PROBLEM TO WORK ON:
Extract each line where the string "JSON" shows up.

(Rows from a figure dataset)
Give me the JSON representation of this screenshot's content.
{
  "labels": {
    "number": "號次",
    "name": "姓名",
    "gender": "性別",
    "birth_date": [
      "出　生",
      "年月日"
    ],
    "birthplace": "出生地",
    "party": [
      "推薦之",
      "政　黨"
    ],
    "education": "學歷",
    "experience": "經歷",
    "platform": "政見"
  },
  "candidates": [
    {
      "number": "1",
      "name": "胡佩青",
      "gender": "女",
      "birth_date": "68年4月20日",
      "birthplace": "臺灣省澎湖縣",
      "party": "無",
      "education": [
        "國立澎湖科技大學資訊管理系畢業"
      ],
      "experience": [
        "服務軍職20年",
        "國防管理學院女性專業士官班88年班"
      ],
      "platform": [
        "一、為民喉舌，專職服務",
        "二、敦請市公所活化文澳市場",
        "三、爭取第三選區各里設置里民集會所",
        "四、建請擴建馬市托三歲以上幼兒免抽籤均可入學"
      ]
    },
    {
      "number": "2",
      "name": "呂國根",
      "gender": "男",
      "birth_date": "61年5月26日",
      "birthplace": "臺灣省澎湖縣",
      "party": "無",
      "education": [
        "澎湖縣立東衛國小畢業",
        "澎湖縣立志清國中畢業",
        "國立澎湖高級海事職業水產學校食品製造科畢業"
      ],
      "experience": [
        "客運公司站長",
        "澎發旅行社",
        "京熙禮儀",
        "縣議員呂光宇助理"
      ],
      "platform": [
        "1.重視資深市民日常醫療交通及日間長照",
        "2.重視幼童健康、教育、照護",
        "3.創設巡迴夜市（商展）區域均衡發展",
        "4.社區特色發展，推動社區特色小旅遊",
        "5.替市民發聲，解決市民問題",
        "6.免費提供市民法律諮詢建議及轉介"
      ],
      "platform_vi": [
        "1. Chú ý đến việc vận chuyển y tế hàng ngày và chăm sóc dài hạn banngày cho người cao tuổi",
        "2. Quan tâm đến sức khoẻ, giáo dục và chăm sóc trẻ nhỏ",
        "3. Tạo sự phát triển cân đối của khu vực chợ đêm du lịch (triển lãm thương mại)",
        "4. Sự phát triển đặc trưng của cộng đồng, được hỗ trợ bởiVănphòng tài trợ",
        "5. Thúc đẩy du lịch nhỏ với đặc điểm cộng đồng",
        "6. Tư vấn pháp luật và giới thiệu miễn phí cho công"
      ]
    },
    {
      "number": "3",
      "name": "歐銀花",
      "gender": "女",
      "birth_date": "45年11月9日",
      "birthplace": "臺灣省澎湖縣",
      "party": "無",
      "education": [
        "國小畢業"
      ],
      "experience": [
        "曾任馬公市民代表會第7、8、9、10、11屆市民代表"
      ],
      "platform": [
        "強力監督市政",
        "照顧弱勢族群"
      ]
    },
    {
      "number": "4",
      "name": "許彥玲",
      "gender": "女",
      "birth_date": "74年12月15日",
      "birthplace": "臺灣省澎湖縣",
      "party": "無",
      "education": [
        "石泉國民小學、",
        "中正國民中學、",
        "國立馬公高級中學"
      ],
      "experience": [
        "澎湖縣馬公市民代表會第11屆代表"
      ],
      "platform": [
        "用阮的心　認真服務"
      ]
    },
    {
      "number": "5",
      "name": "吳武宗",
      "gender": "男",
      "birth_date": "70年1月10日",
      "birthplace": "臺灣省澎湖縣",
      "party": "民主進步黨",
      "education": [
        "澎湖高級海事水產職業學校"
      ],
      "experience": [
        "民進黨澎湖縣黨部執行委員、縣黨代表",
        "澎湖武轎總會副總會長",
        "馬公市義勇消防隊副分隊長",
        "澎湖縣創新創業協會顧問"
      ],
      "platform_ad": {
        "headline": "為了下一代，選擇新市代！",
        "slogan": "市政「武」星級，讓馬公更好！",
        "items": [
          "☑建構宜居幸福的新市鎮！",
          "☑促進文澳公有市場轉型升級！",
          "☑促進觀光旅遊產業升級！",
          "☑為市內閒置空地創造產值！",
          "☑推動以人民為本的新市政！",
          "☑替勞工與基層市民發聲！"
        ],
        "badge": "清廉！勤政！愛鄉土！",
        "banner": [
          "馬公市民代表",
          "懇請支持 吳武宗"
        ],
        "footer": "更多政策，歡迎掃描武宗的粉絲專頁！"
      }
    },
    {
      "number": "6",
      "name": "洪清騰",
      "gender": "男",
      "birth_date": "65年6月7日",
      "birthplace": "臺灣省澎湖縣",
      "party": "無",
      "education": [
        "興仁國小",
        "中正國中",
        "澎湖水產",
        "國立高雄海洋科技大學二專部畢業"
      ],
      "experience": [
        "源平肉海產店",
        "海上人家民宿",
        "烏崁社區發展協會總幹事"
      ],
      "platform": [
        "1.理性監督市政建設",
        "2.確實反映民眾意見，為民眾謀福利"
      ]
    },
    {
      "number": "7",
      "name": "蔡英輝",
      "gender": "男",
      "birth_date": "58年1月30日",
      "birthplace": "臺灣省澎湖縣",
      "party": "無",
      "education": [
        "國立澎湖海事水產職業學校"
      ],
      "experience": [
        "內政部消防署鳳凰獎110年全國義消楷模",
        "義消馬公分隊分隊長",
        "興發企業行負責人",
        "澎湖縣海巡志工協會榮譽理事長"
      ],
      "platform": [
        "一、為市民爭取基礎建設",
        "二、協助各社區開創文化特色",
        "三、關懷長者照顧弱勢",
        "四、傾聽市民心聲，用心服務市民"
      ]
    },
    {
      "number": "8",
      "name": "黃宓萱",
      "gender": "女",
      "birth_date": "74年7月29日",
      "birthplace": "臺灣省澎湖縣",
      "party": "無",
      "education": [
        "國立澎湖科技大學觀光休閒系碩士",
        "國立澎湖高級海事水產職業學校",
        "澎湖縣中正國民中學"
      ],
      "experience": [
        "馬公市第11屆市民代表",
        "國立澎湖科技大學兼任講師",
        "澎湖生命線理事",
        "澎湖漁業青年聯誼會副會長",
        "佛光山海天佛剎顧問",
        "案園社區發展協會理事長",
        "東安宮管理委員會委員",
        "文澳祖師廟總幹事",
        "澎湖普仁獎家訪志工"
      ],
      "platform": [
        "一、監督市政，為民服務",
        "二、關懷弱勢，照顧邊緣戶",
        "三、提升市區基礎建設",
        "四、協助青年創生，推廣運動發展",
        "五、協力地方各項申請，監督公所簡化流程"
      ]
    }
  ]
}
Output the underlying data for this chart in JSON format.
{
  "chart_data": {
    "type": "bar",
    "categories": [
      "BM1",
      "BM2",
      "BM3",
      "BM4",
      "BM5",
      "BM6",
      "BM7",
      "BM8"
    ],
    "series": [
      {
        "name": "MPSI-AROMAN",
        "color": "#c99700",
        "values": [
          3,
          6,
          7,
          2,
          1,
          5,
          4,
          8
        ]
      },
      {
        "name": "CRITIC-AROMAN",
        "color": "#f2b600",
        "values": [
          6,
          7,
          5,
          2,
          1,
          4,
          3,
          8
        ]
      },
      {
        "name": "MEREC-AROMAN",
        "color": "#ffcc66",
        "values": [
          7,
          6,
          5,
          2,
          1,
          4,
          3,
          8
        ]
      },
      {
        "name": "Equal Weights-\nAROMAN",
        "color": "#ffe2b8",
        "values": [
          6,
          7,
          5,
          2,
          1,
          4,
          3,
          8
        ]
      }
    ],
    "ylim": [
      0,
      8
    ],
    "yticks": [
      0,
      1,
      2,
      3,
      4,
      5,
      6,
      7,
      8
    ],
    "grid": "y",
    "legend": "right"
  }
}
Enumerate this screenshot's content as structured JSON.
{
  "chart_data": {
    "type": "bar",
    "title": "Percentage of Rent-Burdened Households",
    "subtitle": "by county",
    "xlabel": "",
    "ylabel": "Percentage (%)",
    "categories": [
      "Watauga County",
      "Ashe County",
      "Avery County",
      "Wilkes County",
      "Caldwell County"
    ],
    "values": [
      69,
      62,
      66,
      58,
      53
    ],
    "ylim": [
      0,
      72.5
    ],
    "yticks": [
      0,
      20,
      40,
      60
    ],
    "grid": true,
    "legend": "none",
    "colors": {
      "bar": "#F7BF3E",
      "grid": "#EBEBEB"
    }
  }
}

TASK RESPONSE:
Give me the JSON representation of this screenshot's content.
Output the underlying data for this chart in JSON format.
Enumerate this screenshot's content as structured JSON.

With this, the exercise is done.